Start
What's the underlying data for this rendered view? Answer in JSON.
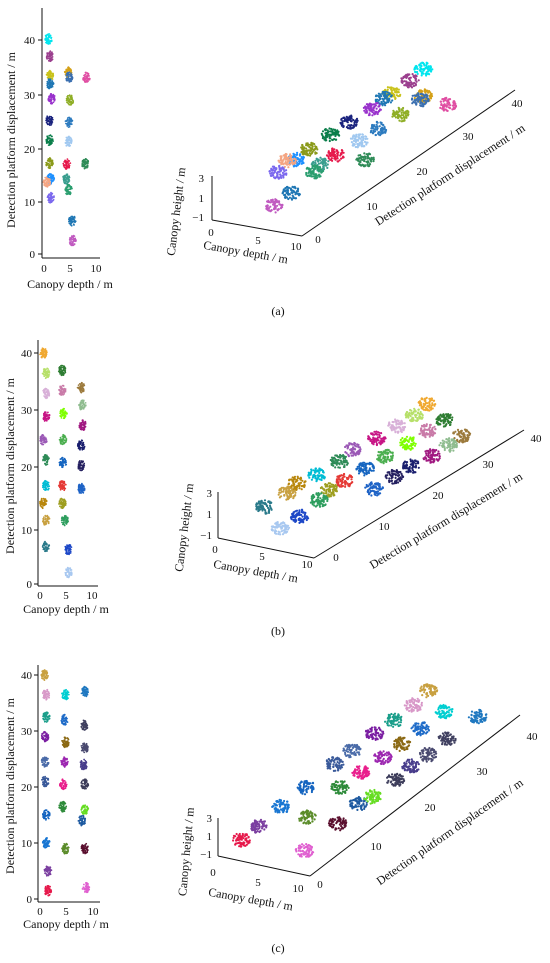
{
  "panels": [
    {
      "caption": "(a)",
      "top_view": {
        "xlabel": "Canopy depth / m",
        "ylabel": "Detection platform displacement / m",
        "x_ticks": [
          "0",
          "5",
          "10"
        ],
        "y_ticks": [
          "0",
          "10",
          "20",
          "30",
          "40"
        ]
      },
      "view3d": {
        "depth_label": "Canopy depth / m",
        "height_label": "Canopy height / m",
        "disp_label": "Detection platform displacement / m",
        "depth_ticks": [
          "0",
          "5",
          "10"
        ],
        "height_ticks": [
          "3",
          "1",
          "−1"
        ],
        "disp_ticks": [
          "0",
          "10",
          "20",
          "30",
          "40"
        ]
      }
    },
    {
      "caption": "(b)",
      "top_view": {
        "xlabel": "Canopy depth / m",
        "ylabel": "Detection platform displacement / m",
        "x_ticks": [
          "0",
          "5",
          "10"
        ],
        "y_ticks": [
          "0",
          "10",
          "20",
          "30",
          "40"
        ]
      },
      "view3d": {
        "depth_label": "Canopy depth / m",
        "height_label": "Canopy height / m",
        "disp_label": "Detection platform displacement / m",
        "depth_ticks": [
          "0",
          "5",
          "10"
        ],
        "height_ticks": [
          "3",
          "1",
          "−1"
        ],
        "disp_ticks": [
          "0",
          "10",
          "20",
          "30",
          "40"
        ]
      }
    },
    {
      "caption": "(c)",
      "top_view": {
        "xlabel": "Canopy depth / m",
        "ylabel": "Detection platform displacement / m",
        "x_ticks": [
          "0",
          "5",
          "10"
        ],
        "y_ticks": [
          "0",
          "10",
          "20",
          "30",
          "40"
        ]
      },
      "view3d": {
        "depth_label": "Canopy depth / m",
        "height_label": "Canopy height / m",
        "disp_label": "Detection platform displacement / m",
        "depth_ticks": [
          "0",
          "5",
          "10"
        ],
        "height_ticks": [
          "3",
          "1",
          "−1"
        ],
        "disp_ticks": [
          "0",
          "10",
          "20",
          "30",
          "40"
        ]
      }
    }
  ],
  "chart_data": [
    {
      "type": "scatter",
      "panel": "(a)",
      "xlabel": "Canopy depth / m",
      "ylabel": "Detection platform displacement / m",
      "xlim": [
        0,
        10
      ],
      "ylim": [
        0,
        42
      ],
      "series": [
        {
          "x": 1.2,
          "y": 40.2,
          "color": "#00e5ee"
        },
        {
          "x": 1.5,
          "y": 37.0,
          "color": "#9b3f8e"
        },
        {
          "x": 1.5,
          "y": 33.3,
          "color": "#c9c21a"
        },
        {
          "x": 4.8,
          "y": 34.0,
          "color": "#d4a017"
        },
        {
          "x": 5.0,
          "y": 33.0,
          "color": "#3a6fb0"
        },
        {
          "x": 8.2,
          "y": 33.0,
          "color": "#e04fa3"
        },
        {
          "x": 1.5,
          "y": 31.8,
          "color": "#1f77b4"
        },
        {
          "x": 1.8,
          "y": 29.0,
          "color": "#9932cc"
        },
        {
          "x": 5.2,
          "y": 28.8,
          "color": "#8fae26"
        },
        {
          "x": 1.4,
          "y": 25.0,
          "color": "#1a237e"
        },
        {
          "x": 5.0,
          "y": 24.6,
          "color": "#2d7bbf"
        },
        {
          "x": 1.4,
          "y": 21.3,
          "color": "#0a7e4a"
        },
        {
          "x": 4.9,
          "y": 21.0,
          "color": "#a0c8f0"
        },
        {
          "x": 1.4,
          "y": 17.0,
          "color": "#8a9a1a"
        },
        {
          "x": 4.6,
          "y": 16.8,
          "color": "#e6194b"
        },
        {
          "x": 8.0,
          "y": 16.9,
          "color": "#2e8b57"
        },
        {
          "x": 1.6,
          "y": 14.1,
          "color": "#1e90ff"
        },
        {
          "x": 0.9,
          "y": 13.5,
          "color": "#f4a582"
        },
        {
          "x": 4.5,
          "y": 14.0,
          "color": "#3a9e8f"
        },
        {
          "x": 4.9,
          "y": 12.0,
          "color": "#2a9e6f"
        },
        {
          "x": 1.6,
          "y": 10.5,
          "color": "#7b68ee"
        },
        {
          "x": 5.6,
          "y": 6.2,
          "color": "#1f77b4"
        },
        {
          "x": 5.7,
          "y": 2.5,
          "color": "#c05ac0"
        }
      ]
    },
    {
      "type": "scatter",
      "panel": "(b)",
      "xlabel": "Canopy depth / m",
      "ylabel": "Detection platform displacement / m",
      "xlim": [
        0,
        10
      ],
      "ylim": [
        0,
        42
      ],
      "series": [
        {
          "x": 1.0,
          "y": 40.0,
          "color": "#f0a830"
        },
        {
          "x": 1.5,
          "y": 36.5,
          "color": "#b7e06a"
        },
        {
          "x": 4.5,
          "y": 37.0,
          "color": "#2e7d32"
        },
        {
          "x": 8.0,
          "y": 34.0,
          "color": "#9c7a3c"
        },
        {
          "x": 1.5,
          "y": 33.0,
          "color": "#d8b0d8"
        },
        {
          "x": 4.5,
          "y": 33.5,
          "color": "#c97ba8"
        },
        {
          "x": 8.2,
          "y": 31.0,
          "color": "#8fbc8f"
        },
        {
          "x": 1.5,
          "y": 29.0,
          "color": "#c71585"
        },
        {
          "x": 4.7,
          "y": 29.5,
          "color": "#7fff00"
        },
        {
          "x": 8.3,
          "y": 27.5,
          "color": "#a01880"
        },
        {
          "x": 1.0,
          "y": 25.0,
          "color": "#9b59b6"
        },
        {
          "x": 4.6,
          "y": 25.0,
          "color": "#4caf50"
        },
        {
          "x": 8.0,
          "y": 24.0,
          "color": "#1a1f6e"
        },
        {
          "x": 1.5,
          "y": 21.5,
          "color": "#2e8b57"
        },
        {
          "x": 4.6,
          "y": 21.0,
          "color": "#1565c0"
        },
        {
          "x": 8.0,
          "y": 20.5,
          "color": "#252060"
        },
        {
          "x": 1.5,
          "y": 17.0,
          "color": "#00bcd4"
        },
        {
          "x": 4.5,
          "y": 17.0,
          "color": "#e53935"
        },
        {
          "x": 8.0,
          "y": 16.5,
          "color": "#1e63c6"
        },
        {
          "x": 1.0,
          "y": 14.0,
          "color": "#b8860b"
        },
        {
          "x": 4.5,
          "y": 14.0,
          "color": "#9e9e20"
        },
        {
          "x": 1.5,
          "y": 11.0,
          "color": "#c8a040"
        },
        {
          "x": 5.0,
          "y": 11.0,
          "color": "#2e9e5e"
        },
        {
          "x": 1.5,
          "y": 6.5,
          "color": "#2a7a8a"
        },
        {
          "x": 5.6,
          "y": 6.0,
          "color": "#1c47c7"
        },
        {
          "x": 5.7,
          "y": 2.0,
          "color": "#a8c8f0"
        }
      ]
    },
    {
      "type": "scatter",
      "panel": "(c)",
      "xlabel": "Canopy depth / m",
      "ylabel": "Detection platform displacement / m",
      "xlim": [
        0,
        10
      ],
      "ylim": [
        0,
        42
      ],
      "series": [
        {
          "x": 1.2,
          "y": 40.0,
          "color": "#c8a040"
        },
        {
          "x": 1.5,
          "y": 36.5,
          "color": "#d898c8"
        },
        {
          "x": 5.0,
          "y": 36.5,
          "color": "#00ced1"
        },
        {
          "x": 8.5,
          "y": 37.0,
          "color": "#1f78c0"
        },
        {
          "x": 1.5,
          "y": 32.5,
          "color": "#1a9e8a"
        },
        {
          "x": 4.8,
          "y": 32.0,
          "color": "#1e6bc8"
        },
        {
          "x": 8.4,
          "y": 31.0,
          "color": "#404060"
        },
        {
          "x": 1.3,
          "y": 29.0,
          "color": "#7b1fa2"
        },
        {
          "x": 5.0,
          "y": 28.0,
          "color": "#8b6914"
        },
        {
          "x": 8.5,
          "y": 27.0,
          "color": "#4a4a70"
        },
        {
          "x": 1.3,
          "y": 24.5,
          "color": "#4a6ba8"
        },
        {
          "x": 4.8,
          "y": 24.5,
          "color": "#9c27b0"
        },
        {
          "x": 8.3,
          "y": 24.0,
          "color": "#483d8b"
        },
        {
          "x": 1.3,
          "y": 21.0,
          "color": "#3a5a9a"
        },
        {
          "x": 4.6,
          "y": 20.5,
          "color": "#e91e8c"
        },
        {
          "x": 8.5,
          "y": 20.5,
          "color": "#3c3c5a"
        },
        {
          "x": 1.5,
          "y": 15.0,
          "color": "#1565c0"
        },
        {
          "x": 4.5,
          "y": 16.5,
          "color": "#2e8b3a"
        },
        {
          "x": 8.0,
          "y": 14.0,
          "color": "#1e5aa0"
        },
        {
          "x": 1.5,
          "y": 10.0,
          "color": "#1976d2"
        },
        {
          "x": 5.0,
          "y": 9.0,
          "color": "#5b8c2a"
        },
        {
          "x": 8.5,
          "y": 9.0,
          "color": "#5a0f2e"
        },
        {
          "x": 8.5,
          "y": 16.0,
          "color": "#66dd22"
        },
        {
          "x": 1.8,
          "y": 5.0,
          "color": "#7b3fa0"
        },
        {
          "x": 1.8,
          "y": 1.5,
          "color": "#e6194b"
        },
        {
          "x": 8.7,
          "y": 2.0,
          "color": "#e060d0"
        }
      ]
    }
  ]
}
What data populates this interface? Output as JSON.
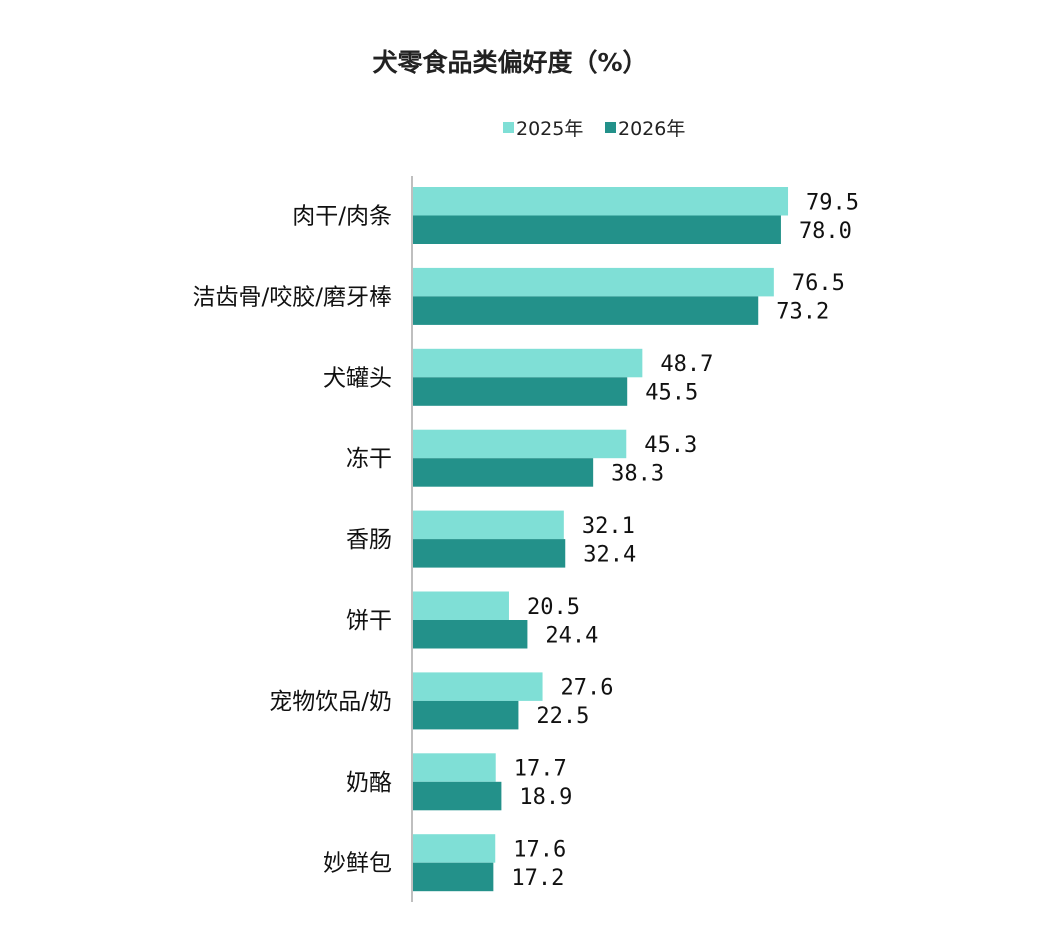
{
  "chart_data": {
    "type": "bar",
    "orientation": "horizontal",
    "title": "犬零食品类偏好度（%）",
    "categories": [
      "肉干/肉条",
      "洁齿骨/咬胶/磨牙棒",
      "犬罐头",
      "冻干",
      "香肠",
      "饼干",
      "宠物饮品/奶",
      "奶酪",
      "妙鲜包"
    ],
    "series": [
      {
        "name": "2025年",
        "color": "#7fdfd6",
        "values": [
          79.5,
          76.5,
          48.7,
          45.3,
          32.1,
          20.5,
          27.6,
          17.7,
          17.6
        ]
      },
      {
        "name": "2026年",
        "color": "#23918a",
        "values": [
          78.0,
          73.2,
          45.5,
          38.3,
          32.4,
          24.4,
          22.5,
          18.9,
          17.2
        ]
      }
    ],
    "xlim": [
      0,
      100
    ],
    "value_label_format": "0.0",
    "legend_position": "top-center",
    "grid": false,
    "axis_color": "#bfbfbf"
  }
}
End
* _What the task requires_:
Pull out all lines containing the word "JSON" from the entries above.

* _Exercise solution_:
What's the underlying data for this rendered view? Answer in JSON.
What data populates this interface? Output as JSON.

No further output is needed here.